Stated goal: Only the lines from the line holding "OCR this image." through the final line of the entries below are to be returned, exactly as they stand.

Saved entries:
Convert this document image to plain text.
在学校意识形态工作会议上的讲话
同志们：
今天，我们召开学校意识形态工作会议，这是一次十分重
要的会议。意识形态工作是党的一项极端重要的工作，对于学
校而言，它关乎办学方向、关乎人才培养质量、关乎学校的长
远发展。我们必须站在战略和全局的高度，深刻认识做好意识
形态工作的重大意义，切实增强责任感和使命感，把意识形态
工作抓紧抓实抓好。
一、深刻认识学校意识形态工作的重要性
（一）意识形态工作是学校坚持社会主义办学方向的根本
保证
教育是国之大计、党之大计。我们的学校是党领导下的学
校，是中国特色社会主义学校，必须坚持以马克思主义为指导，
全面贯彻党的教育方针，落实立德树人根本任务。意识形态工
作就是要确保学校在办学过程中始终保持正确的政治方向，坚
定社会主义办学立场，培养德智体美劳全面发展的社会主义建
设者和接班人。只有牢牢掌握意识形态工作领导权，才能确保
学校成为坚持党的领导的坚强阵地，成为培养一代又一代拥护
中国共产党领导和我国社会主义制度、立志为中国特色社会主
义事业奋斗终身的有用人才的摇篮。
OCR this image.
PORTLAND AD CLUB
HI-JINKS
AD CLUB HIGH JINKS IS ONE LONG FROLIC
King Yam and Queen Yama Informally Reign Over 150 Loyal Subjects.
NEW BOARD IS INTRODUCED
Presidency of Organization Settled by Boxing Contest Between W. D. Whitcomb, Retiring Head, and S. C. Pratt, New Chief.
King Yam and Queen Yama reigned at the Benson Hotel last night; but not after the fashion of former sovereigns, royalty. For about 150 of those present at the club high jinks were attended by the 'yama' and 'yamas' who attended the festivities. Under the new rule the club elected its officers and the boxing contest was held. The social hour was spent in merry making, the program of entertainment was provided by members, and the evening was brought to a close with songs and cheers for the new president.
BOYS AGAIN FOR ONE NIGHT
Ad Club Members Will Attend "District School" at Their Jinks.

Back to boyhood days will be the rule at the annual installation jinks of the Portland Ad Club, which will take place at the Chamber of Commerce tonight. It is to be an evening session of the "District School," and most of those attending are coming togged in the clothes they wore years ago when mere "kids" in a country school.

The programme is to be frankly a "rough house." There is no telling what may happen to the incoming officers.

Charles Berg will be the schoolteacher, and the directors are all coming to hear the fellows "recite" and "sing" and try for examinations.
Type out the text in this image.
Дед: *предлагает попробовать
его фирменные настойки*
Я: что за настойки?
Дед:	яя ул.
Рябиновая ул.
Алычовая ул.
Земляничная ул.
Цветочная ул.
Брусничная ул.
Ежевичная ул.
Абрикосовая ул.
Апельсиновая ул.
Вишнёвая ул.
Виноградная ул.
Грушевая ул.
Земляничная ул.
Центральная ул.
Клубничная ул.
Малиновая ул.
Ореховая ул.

Finished task:
OCR this image.
PORTLAND AD CLUB
HI-JINKS
AD CLUB HIGH JINKS IS ONE LONG FROLIC
King Yam and Queen Yama Informally Reign Over 150 Loyal Subjects.
NEW BOARD IS INTRODUCED
Presidency of Organization Settled by Boxing Contest Between W. D. Whitcomb, Retiring Head, and S. C. Pratt, New Chief.
King Yam and Queen Yama reigned at the Benson Hotel last night; but not after the fashion of former sovereigns, royalty. For about 150 of those present at the club high jinks were attended by the 'yama' and 'yamas' who attended the festivities. Under the new rule the club elected its officers and the boxing contest was held. The social hour was spent in merry making, the program of entertainment was provided by members, and the evening was brought to a close with songs and cheers for the new president.
BOYS AGAIN FOR ONE NIGHT
Ad Club Members Will Attend "District School" at Their Jinks.

Back to boyhood days will be the rule at the annual installation jinks of the Portland Ad Club, which will take place at the Chamber of Commerce tonight. It is to be an evening session of the "District School," and most of those attending are coming togged in the clothes they wore years ago when mere "kids" in a country school.

The programme is to be frankly a "rough house." There is no telling what may happen to the incoming officers.

Charles Berg will be the schoolteacher, and the directors are all coming to hear the fellows "recite" and "sing" and try for examinations.
Type out the text in this image.
Дед: *предлагает попробовать
его фирменные настойки*
Я: что за настойки?
Дед:	яя ул.
Рябиновая ул.
Алычовая ул.
Земляничная ул.
Цветочная ул.
Брусничная ул.
Ежевичная ул.
Абрикосовая ул.
Апельсиновая ул.
Вишнёвая ул.
Виноградная ул.
Грушевая ул.
Земляничная ул.
Центральная ул.
Клубничная ул.
Малиновая ул.
Ореховая ул.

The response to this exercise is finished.